• **Given records**:
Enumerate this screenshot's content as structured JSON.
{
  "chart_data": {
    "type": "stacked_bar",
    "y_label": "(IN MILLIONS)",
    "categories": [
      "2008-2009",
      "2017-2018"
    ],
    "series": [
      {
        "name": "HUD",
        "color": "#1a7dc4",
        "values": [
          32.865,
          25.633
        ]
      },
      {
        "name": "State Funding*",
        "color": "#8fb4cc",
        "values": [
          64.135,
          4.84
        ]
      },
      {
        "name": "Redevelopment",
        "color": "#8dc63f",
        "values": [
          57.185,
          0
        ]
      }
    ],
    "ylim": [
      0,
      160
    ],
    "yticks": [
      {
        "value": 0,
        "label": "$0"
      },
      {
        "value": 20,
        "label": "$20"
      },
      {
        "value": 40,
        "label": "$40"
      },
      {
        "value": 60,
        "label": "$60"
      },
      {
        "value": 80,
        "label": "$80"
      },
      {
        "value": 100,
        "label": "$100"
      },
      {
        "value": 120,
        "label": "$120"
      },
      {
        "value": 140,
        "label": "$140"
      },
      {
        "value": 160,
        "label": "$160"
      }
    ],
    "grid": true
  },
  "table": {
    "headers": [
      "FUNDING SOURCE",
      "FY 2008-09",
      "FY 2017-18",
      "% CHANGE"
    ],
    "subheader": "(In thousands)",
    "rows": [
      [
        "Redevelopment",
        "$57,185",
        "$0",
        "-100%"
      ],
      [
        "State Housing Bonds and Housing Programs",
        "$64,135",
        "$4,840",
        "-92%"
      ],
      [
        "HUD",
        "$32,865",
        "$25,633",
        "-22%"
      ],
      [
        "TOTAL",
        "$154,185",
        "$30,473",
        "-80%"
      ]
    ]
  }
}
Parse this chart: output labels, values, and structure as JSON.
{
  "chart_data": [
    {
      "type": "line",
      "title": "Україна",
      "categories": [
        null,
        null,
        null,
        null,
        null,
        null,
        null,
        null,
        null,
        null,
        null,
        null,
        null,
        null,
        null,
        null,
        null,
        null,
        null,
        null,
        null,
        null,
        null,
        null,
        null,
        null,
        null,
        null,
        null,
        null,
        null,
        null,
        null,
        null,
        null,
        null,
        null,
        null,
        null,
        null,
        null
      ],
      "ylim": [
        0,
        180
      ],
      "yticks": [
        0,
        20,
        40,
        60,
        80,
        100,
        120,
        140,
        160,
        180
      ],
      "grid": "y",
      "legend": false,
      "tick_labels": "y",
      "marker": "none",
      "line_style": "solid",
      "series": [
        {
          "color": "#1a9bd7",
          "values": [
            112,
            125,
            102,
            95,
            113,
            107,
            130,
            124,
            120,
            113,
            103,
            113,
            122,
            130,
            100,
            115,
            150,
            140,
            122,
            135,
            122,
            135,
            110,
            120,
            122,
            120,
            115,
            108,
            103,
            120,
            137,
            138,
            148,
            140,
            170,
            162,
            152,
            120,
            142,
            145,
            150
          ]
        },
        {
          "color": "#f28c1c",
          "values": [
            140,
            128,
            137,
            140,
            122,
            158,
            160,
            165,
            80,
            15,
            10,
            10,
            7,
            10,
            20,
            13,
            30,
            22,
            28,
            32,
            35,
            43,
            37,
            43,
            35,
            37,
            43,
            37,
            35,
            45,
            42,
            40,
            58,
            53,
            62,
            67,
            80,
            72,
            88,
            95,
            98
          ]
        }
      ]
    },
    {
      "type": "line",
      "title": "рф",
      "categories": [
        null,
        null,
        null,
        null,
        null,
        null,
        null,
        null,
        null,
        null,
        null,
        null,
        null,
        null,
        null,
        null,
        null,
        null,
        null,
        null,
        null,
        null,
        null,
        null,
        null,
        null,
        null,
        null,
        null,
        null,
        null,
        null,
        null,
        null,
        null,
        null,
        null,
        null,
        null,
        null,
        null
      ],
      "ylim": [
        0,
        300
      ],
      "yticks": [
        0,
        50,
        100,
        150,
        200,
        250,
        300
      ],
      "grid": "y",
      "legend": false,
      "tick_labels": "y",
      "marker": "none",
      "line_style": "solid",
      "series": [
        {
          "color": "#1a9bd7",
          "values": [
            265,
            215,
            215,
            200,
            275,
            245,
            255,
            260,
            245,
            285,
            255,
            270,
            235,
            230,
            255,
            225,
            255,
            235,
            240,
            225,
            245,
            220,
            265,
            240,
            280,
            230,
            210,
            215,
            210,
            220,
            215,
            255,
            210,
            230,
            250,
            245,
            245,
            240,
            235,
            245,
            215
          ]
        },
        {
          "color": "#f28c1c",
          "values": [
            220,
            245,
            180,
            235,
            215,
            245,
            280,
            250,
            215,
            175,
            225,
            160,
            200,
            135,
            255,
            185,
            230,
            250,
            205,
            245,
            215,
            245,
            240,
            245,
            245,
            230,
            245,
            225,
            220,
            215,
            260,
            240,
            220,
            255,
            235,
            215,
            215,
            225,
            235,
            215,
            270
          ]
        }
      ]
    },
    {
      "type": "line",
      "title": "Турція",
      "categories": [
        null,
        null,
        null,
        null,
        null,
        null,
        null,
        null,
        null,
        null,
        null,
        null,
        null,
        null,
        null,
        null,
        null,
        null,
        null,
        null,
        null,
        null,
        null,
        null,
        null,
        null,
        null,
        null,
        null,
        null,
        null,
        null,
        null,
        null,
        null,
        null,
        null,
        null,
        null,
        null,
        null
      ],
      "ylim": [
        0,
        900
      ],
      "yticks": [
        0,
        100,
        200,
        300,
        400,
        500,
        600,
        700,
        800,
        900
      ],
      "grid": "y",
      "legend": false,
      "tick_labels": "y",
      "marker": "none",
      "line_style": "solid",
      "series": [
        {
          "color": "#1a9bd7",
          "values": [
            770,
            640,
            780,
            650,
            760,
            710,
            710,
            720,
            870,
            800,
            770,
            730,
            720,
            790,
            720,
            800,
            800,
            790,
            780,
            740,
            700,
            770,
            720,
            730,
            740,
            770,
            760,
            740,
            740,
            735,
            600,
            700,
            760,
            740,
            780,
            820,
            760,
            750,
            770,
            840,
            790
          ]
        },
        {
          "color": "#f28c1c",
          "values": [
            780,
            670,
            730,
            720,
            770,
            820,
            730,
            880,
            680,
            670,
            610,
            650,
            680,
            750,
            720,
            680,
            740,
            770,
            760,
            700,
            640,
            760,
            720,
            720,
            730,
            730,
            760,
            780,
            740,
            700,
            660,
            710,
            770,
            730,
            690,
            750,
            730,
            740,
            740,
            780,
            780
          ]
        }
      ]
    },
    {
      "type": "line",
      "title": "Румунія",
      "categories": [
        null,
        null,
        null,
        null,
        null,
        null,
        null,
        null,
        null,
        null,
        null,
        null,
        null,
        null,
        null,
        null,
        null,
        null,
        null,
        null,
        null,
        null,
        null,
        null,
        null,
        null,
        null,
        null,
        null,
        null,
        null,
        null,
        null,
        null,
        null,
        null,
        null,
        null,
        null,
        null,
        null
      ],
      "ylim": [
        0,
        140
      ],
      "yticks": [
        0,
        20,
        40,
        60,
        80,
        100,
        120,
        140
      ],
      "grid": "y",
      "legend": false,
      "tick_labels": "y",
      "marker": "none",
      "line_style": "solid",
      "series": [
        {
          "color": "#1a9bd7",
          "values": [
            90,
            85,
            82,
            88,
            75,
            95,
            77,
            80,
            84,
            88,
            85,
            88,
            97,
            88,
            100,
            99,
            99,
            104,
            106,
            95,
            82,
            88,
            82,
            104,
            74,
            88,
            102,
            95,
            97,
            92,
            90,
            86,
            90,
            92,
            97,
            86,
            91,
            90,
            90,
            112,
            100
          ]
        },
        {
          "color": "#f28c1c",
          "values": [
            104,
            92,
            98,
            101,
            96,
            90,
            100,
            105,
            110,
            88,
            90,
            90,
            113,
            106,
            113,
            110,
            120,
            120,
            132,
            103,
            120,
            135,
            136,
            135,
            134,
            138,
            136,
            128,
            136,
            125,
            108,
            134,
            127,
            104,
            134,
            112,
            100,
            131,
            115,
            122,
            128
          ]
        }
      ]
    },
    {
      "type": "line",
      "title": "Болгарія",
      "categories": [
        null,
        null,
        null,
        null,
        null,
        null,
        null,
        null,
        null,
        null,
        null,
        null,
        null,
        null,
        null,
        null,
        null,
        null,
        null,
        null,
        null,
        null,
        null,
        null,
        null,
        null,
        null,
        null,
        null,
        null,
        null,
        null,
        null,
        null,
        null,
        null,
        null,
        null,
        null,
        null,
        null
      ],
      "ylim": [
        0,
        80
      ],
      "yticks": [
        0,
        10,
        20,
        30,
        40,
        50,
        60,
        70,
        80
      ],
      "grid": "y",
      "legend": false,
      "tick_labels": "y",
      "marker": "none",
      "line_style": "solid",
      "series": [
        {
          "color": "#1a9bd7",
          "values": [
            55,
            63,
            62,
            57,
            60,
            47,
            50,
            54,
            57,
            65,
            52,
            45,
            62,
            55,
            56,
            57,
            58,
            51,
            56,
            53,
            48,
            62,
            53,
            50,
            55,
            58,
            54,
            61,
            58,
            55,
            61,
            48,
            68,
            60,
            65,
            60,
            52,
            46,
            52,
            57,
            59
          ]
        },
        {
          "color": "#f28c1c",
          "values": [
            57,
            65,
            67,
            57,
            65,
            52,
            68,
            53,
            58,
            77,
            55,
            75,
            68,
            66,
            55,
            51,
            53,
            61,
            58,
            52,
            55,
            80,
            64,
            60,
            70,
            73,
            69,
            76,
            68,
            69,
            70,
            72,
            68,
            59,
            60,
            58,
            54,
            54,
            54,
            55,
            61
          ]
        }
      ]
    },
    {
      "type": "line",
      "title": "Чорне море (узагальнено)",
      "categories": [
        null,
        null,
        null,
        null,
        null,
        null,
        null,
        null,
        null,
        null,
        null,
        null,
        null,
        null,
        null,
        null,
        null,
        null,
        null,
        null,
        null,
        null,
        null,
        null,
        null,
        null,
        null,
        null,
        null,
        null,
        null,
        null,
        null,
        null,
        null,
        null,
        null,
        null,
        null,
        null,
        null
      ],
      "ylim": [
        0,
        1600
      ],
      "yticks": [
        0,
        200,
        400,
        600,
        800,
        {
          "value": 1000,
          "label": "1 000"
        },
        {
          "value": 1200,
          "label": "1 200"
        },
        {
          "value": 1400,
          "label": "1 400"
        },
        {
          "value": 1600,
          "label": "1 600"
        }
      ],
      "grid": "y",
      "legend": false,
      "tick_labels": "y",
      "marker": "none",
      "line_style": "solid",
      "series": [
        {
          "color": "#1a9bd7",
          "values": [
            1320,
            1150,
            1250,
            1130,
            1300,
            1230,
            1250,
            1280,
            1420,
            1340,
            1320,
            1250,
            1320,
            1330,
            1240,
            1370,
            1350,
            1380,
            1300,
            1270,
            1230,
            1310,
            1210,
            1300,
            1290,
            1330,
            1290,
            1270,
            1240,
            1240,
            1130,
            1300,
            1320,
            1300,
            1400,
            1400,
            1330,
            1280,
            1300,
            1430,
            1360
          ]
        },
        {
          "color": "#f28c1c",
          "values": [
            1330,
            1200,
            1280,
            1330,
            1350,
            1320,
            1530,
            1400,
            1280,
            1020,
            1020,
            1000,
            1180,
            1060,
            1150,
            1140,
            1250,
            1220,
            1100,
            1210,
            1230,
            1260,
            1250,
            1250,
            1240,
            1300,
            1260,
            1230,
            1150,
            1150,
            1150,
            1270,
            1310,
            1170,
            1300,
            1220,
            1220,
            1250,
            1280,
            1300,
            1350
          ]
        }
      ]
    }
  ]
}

• **Your goal**:
Give the count of lines in the listing that hold the word "State", with no other text.

• **Response**:
2